[EXERCISE TASK]
Repeat the records from the start through the line with "Bar — [400, 47, 425, 204]", switching every "share" to "portion" and leaving everything else unchanged.
______
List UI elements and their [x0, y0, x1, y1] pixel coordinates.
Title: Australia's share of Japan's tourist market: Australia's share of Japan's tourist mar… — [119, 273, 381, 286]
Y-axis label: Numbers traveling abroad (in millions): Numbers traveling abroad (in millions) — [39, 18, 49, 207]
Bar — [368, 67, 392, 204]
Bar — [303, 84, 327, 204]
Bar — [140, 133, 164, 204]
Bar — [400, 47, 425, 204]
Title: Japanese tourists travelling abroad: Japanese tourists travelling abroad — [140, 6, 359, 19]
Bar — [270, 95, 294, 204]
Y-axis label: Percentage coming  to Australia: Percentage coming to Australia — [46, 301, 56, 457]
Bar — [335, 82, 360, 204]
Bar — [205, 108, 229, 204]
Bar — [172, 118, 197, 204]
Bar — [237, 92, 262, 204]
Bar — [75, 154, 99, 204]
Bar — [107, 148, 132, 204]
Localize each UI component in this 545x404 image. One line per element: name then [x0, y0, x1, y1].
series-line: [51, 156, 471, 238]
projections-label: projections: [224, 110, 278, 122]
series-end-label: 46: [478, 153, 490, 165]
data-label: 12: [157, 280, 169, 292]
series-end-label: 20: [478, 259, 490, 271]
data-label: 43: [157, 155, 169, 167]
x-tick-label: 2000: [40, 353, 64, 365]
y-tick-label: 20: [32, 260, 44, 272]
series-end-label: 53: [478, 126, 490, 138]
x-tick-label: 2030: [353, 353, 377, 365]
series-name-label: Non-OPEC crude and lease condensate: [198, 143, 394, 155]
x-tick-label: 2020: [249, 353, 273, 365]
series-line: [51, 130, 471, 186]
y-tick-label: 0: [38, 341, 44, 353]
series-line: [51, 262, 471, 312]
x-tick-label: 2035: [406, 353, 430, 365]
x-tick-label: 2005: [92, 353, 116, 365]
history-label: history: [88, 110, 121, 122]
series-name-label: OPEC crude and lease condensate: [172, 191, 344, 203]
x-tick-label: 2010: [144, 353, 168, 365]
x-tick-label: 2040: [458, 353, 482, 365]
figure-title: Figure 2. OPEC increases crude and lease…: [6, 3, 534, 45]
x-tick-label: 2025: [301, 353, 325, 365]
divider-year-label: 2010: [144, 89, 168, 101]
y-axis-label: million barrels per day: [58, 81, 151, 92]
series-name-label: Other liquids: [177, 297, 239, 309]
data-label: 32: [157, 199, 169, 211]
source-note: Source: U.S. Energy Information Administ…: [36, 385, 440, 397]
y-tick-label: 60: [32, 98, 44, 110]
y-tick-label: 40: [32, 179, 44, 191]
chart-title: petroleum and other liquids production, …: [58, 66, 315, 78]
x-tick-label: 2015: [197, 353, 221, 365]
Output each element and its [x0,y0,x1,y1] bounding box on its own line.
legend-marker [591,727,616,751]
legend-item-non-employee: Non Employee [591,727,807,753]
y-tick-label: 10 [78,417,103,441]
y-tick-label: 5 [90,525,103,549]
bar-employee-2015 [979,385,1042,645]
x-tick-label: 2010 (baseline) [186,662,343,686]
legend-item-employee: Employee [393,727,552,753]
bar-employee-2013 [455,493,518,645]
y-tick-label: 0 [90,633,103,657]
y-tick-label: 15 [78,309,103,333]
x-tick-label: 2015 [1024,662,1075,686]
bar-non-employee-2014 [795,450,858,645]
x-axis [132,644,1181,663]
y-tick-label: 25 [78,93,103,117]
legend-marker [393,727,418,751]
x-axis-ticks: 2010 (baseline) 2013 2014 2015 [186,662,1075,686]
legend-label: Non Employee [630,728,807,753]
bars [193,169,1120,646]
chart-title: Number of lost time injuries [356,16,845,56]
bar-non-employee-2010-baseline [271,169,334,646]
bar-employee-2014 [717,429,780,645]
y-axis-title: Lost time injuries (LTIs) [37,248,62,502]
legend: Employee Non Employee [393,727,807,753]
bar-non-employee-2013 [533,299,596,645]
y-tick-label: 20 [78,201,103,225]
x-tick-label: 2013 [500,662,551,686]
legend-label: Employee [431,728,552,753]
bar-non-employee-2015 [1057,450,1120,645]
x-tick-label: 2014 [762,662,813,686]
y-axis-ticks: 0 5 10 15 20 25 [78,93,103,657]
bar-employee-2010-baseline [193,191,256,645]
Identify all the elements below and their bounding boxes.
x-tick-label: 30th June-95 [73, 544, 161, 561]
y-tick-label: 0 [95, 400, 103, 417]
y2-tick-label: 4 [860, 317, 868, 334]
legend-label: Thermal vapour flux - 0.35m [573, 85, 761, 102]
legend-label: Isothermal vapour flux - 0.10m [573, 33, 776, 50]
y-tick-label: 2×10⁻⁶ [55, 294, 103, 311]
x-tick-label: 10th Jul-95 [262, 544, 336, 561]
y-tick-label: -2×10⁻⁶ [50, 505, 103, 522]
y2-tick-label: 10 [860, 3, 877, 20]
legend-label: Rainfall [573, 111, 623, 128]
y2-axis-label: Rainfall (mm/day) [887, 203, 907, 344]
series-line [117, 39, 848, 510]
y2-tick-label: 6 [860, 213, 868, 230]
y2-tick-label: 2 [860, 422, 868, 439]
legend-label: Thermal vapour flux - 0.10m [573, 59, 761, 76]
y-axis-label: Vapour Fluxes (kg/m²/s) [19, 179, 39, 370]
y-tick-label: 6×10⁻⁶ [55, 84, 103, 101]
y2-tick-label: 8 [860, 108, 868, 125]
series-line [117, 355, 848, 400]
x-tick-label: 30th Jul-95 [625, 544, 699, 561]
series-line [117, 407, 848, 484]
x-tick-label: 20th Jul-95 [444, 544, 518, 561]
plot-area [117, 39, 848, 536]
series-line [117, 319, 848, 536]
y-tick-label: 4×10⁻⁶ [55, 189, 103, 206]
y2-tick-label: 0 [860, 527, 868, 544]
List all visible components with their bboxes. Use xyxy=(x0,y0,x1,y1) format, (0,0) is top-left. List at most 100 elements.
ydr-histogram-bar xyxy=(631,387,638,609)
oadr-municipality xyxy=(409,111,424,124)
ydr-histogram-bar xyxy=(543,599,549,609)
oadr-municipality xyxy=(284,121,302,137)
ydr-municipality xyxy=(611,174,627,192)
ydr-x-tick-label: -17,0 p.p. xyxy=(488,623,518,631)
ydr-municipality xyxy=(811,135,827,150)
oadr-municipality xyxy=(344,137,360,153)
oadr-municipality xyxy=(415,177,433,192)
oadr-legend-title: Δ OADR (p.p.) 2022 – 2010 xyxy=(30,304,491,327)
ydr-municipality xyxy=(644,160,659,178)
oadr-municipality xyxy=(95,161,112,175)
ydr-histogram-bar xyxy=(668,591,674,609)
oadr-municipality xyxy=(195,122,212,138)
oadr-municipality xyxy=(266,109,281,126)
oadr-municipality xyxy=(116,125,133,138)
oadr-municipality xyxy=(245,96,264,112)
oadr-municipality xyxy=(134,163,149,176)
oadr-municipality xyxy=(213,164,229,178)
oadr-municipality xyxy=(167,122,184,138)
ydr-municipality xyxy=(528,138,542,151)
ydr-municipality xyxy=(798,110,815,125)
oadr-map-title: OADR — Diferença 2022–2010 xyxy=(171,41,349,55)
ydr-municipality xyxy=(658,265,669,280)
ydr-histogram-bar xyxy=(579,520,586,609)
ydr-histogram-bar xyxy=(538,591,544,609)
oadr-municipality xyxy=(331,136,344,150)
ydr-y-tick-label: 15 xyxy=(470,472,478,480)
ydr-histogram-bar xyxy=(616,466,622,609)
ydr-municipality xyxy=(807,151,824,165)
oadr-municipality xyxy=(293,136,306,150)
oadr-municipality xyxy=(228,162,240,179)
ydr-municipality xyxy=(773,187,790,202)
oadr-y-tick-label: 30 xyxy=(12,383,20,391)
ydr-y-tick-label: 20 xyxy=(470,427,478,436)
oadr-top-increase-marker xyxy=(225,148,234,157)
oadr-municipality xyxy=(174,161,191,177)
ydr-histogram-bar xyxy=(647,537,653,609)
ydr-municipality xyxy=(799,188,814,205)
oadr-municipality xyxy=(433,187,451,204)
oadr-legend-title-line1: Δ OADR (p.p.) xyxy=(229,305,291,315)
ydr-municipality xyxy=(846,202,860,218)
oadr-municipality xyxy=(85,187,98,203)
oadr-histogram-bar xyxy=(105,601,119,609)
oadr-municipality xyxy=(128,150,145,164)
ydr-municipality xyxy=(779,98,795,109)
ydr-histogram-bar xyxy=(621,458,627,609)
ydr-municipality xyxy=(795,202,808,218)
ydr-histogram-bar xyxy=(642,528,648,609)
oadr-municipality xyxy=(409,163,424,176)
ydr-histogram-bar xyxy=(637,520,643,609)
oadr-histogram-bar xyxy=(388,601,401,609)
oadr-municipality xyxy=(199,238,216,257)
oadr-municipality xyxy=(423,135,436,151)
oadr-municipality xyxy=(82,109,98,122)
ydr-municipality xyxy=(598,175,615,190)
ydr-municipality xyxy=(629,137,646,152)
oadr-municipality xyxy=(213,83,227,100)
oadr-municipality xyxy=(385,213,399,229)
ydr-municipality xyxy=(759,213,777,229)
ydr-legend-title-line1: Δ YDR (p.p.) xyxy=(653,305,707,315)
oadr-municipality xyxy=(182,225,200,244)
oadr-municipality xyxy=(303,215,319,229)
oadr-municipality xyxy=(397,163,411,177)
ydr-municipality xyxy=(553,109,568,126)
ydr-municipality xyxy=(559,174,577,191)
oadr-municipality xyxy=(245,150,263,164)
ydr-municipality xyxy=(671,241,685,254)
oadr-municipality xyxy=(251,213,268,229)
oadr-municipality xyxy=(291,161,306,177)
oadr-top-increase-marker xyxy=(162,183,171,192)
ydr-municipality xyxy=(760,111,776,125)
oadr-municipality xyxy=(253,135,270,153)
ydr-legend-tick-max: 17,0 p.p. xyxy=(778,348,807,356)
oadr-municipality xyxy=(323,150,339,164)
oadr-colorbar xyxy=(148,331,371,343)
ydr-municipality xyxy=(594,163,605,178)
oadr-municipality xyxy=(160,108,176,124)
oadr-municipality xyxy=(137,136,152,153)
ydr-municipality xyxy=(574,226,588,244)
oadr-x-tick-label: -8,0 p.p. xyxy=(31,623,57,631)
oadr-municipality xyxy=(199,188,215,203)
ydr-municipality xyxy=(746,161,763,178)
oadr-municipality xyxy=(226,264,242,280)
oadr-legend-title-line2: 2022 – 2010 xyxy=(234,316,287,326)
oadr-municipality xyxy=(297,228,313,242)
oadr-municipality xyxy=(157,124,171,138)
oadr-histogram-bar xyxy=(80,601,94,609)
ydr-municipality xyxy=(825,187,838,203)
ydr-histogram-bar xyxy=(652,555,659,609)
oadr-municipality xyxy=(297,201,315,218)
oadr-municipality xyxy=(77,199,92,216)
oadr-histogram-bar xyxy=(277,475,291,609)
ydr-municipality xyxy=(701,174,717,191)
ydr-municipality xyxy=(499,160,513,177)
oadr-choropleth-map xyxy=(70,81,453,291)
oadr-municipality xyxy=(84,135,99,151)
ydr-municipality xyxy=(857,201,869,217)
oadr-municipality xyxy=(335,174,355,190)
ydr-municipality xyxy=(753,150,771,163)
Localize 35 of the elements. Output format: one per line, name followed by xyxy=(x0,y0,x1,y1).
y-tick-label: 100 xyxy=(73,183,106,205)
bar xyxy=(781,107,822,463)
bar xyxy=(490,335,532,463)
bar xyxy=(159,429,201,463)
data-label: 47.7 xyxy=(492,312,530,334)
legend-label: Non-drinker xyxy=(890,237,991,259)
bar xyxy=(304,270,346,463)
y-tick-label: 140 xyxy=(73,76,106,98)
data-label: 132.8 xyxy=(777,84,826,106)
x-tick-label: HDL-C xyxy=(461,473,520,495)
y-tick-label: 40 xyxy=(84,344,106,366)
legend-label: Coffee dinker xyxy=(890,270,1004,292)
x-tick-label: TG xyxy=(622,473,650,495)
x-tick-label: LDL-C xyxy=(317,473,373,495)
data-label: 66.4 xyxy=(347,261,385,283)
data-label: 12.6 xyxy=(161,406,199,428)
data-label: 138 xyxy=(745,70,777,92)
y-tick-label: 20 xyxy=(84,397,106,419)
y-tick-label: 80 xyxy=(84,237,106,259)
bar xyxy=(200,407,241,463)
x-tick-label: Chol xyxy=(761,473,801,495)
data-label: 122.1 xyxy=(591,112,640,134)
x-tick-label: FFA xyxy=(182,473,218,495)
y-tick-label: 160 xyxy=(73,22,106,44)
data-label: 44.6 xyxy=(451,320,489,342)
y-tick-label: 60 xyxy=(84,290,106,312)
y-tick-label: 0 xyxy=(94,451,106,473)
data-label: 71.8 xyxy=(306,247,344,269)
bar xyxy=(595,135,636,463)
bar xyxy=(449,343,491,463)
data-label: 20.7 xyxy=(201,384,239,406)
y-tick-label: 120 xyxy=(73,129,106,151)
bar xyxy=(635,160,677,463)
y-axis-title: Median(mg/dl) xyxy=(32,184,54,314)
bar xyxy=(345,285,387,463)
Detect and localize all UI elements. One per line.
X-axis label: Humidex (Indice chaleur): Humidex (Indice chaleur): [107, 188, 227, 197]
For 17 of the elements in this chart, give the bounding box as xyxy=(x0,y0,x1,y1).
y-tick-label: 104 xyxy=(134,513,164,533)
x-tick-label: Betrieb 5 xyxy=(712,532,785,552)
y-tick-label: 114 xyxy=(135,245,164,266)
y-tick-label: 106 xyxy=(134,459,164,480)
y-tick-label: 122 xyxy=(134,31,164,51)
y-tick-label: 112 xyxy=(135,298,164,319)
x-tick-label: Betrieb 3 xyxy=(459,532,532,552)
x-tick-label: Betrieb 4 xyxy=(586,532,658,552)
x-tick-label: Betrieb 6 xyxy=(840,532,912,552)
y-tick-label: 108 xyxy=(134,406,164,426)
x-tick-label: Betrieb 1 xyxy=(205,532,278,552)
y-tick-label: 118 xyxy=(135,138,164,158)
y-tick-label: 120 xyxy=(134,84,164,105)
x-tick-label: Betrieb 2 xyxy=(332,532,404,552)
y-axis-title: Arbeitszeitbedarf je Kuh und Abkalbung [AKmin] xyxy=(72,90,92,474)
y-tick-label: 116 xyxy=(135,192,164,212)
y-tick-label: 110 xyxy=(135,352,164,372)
______
[RESULT]
List UI elements and their [x0, y0, x1, y1] pixel coordinates.
Title: Australia's portion of Japan's tourist market: Australia's portion of Japan's tourist mar… — [119, 273, 381, 286]
Y-axis label: Numbers traveling abroad (in millions): Numbers traveling abroad (in millions) — [39, 18, 49, 207]
Bar — [368, 67, 392, 204]
Bar — [303, 84, 327, 204]
Bar — [140, 133, 164, 204]
Bar — [400, 47, 425, 204]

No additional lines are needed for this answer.